Data entries for graphics
— Begin —
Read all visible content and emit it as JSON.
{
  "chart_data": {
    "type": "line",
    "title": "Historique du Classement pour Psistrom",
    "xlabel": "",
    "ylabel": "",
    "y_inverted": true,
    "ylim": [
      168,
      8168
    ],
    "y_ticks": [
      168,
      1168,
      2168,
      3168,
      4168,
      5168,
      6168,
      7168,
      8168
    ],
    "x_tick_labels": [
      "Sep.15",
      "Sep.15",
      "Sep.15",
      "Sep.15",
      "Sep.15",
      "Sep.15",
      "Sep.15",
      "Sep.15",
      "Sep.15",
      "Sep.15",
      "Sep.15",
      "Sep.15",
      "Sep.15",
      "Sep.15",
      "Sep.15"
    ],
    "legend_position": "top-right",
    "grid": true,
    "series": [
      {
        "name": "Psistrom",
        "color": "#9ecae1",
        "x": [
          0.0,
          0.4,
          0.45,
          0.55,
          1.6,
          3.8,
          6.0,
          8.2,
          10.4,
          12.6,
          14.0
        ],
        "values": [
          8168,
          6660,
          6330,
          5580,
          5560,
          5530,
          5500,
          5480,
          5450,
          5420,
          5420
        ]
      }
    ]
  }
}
— End —
Report only the count of lines that include the string "Psistrom".

2